GIVEN EXERCISE - Write out the whole listing again, exactly.

RECORDS SUPPLIED -
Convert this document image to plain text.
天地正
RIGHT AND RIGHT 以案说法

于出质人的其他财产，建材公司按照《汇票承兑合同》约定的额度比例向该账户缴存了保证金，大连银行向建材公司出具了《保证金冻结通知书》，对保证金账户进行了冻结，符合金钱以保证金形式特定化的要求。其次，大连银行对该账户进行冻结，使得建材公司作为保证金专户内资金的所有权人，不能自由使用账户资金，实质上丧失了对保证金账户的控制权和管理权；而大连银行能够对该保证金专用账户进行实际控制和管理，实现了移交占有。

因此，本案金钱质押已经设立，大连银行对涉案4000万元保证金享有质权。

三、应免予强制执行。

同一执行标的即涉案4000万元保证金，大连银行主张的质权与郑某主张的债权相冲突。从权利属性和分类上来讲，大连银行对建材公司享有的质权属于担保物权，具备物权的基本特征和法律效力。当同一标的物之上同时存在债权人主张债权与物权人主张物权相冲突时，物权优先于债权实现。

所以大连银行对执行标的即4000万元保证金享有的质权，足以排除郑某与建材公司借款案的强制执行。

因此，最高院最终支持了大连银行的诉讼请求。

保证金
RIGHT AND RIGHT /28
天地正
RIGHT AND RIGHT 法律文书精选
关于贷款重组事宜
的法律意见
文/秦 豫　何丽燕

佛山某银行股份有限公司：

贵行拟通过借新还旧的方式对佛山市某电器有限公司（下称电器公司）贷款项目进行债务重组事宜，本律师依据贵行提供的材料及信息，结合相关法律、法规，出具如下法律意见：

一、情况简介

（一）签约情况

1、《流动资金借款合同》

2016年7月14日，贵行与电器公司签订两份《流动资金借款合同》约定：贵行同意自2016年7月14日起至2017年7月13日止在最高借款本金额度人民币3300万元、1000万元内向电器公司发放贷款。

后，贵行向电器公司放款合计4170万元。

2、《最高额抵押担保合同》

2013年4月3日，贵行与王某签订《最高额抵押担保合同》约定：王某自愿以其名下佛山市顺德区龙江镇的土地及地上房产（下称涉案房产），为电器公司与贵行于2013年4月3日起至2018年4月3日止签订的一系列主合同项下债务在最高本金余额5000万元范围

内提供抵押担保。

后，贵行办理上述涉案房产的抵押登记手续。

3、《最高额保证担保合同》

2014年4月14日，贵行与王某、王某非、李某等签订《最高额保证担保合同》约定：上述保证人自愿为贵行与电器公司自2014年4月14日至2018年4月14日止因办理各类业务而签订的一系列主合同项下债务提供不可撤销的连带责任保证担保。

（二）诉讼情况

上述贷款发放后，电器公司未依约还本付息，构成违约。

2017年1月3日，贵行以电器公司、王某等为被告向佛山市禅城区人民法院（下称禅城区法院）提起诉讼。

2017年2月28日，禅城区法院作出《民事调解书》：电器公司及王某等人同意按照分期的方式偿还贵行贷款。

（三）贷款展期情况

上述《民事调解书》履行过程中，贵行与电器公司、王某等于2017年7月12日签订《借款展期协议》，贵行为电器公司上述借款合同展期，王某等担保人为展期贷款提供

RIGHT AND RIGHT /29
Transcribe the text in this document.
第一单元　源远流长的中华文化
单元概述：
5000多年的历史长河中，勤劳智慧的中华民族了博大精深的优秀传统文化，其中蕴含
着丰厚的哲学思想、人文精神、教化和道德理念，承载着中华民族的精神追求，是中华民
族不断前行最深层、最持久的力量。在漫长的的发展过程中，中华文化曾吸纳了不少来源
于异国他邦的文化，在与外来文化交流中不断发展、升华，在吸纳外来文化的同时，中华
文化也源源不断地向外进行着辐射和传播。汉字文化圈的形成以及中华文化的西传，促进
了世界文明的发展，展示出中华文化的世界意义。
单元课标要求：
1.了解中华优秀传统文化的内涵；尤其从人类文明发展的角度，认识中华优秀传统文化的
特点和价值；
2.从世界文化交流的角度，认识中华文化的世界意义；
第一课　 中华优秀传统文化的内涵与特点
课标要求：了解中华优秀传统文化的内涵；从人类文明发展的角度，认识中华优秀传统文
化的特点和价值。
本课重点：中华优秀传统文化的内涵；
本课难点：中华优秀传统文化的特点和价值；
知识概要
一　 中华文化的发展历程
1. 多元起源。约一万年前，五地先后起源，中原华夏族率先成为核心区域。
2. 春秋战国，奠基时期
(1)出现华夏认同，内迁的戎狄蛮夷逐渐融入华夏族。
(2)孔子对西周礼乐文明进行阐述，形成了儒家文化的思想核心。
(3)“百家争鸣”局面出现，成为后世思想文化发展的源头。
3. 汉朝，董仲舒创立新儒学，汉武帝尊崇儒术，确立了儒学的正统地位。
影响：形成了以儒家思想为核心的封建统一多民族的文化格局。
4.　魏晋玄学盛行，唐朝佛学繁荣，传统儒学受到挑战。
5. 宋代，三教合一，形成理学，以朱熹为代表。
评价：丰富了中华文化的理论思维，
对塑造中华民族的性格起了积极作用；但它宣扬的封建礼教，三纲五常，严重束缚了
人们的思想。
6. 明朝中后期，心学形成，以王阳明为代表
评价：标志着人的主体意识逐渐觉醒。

REPLY -
Convert this document image to plain text.
天地正
RIGHT AND RIGHT 以案说法

于出质人的其他财产，建材公司按照《汇票承兑合同》约定的额度比例向该账户缴存了保证金，大连银行向建材公司出具了《保证金冻结通知书》，对保证金账户进行了冻结，符合金钱以保证金形式特定化的要求。其次，大连银行对该账户进行冻结，使得建材公司作为保证金专户内资金的所有权人，不能自由使用账户资金，实质上丧失了对保证金账户的控制权和管理权；而大连银行能够对该保证金专用账户进行实际控制和管理，实现了移交占有。

因此，本案金钱质押已经设立，大连银行对涉案4000万元保证金享有质权。

三、应免予强制执行。

同一执行标的即涉案4000万元保证金，大连银行主张的质权与郑某主张的债权相冲突。从权利属性和分类上来讲，大连银行对建材公司享有的质权属于担保物权，具备物权的基本特征和法律效力。当同一标的物之上同时存在债权人主张债权与物权人主张物权相冲突时，物权优先于债权实现。

所以大连银行对执行标的即4000万元保证金享有的质权，足以排除郑某与建材公司借款案的强制执行。

因此，最高院最终支持了大连银行的诉讼请求。

保证金
RIGHT AND RIGHT /28
天地正
RIGHT AND RIGHT 法律文书精选
关于贷款重组事宜
的法律意见
文/秦 豫　何丽燕

佛山某银行股份有限公司：

贵行拟通过借新还旧的方式对佛山市某电器有限公司（下称电器公司）贷款项目进行债务重组事宜，本律师依据贵行提供的材料及信息，结合相关法律、法规，出具如下法律意见：

一、情况简介

（一）签约情况

1、《流动资金借款合同》

2016年7月14日，贵行与电器公司签订两份《流动资金借款合同》约定：贵行同意自2016年7月14日起至2017年7月13日止在最高借款本金额度人民币3300万元、1000万元内向电器公司发放贷款。

后，贵行向电器公司放款合计4170万元。

2、《最高额抵押担保合同》

2013年4月3日，贵行与王某签订《最高额抵押担保合同》约定：王某自愿以其名下佛山市顺德区龙江镇的土地及地上房产（下称涉案房产），为电器公司与贵行于2013年4月3日起至2018年4月3日止签订的一系列主合同项下债务在最高本金余额5000万元范围

内提供抵押担保。

后，贵行办理上述涉案房产的抵押登记手续。

3、《最高额保证担保合同》

2014年4月14日，贵行与王某、王某非、李某等签订《最高额保证担保合同》约定：上述保证人自愿为贵行与电器公司自2014年4月14日至2018年4月14日止因办理各类业务而签订的一系列主合同项下债务提供不可撤销的连带责任保证担保。

（二）诉讼情况

上述贷款发放后，电器公司未依约还本付息，构成违约。

2017年1月3日，贵行以电器公司、王某等为被告向佛山市禅城区人民法院（下称禅城区法院）提起诉讼。

2017年2月28日，禅城区法院作出《民事调解书》：电器公司及王某等人同意按照分期的方式偿还贵行贷款。

（三）贷款展期情况

上述《民事调解书》履行过程中，贵行与电器公司、王某等于2017年7月12日签订《借款展期协议》，贵行为电器公司上述借款合同展期，王某等担保人为展期贷款提供

RIGHT AND RIGHT /29
Transcribe the text in this document.
第一单元　源远流长的中华文化
单元概述：
5000多年的历史长河中，勤劳智慧的中华民族了博大精深的优秀传统文化，其中蕴含
着丰厚的哲学思想、人文精神、教化和道德理念，承载着中华民族的精神追求，是中华民
族不断前行最深层、最持久的力量。在漫长的的发展过程中，中华文化曾吸纳了不少来源
于异国他邦的文化，在与外来文化交流中不断发展、升华，在吸纳外来文化的同时，中华
文化也源源不断地向外进行着辐射和传播。汉字文化圈的形成以及中华文化的西传，促进
了世界文明的发展，展示出中华文化的世界意义。
单元课标要求：
1.了解中华优秀传统文化的内涵；尤其从人类文明发展的角度，认识中华优秀传统文化的
特点和价值；
2.从世界文化交流的角度，认识中华文化的世界意义；
第一课　 中华优秀传统文化的内涵与特点
课标要求：了解中华优秀传统文化的内涵；从人类文明发展的角度，认识中华优秀传统文
化的特点和价值。
本课重点：中华优秀传统文化的内涵；
本课难点：中华优秀传统文化的特点和价值；
知识概要
一　 中华文化的发展历程
1. 多元起源。约一万年前，五地先后起源，中原华夏族率先成为核心区域。
2. 春秋战国，奠基时期
(1)出现华夏认同，内迁的戎狄蛮夷逐渐融入华夏族。
(2)孔子对西周礼乐文明进行阐述，形成了儒家文化的思想核心。
(3)“百家争鸣”局面出现，成为后世思想文化发展的源头。
3. 汉朝，董仲舒创立新儒学，汉武帝尊崇儒术，确立了儒学的正统地位。
影响：形成了以儒家思想为核心的封建统一多民族的文化格局。
4.　魏晋玄学盛行，唐朝佛学繁荣，传统儒学受到挑战。
5. 宋代，三教合一，形成理学，以朱熹为代表。
评价：丰富了中华文化的理论思维，
对塑造中华民族的性格起了积极作用；但它宣扬的封建礼教，三纲五常，严重束缚了
人们的思想。
6. 明朝中后期，心学形成，以王阳明为代表
评价：标志着人的主体意识逐渐觉醒。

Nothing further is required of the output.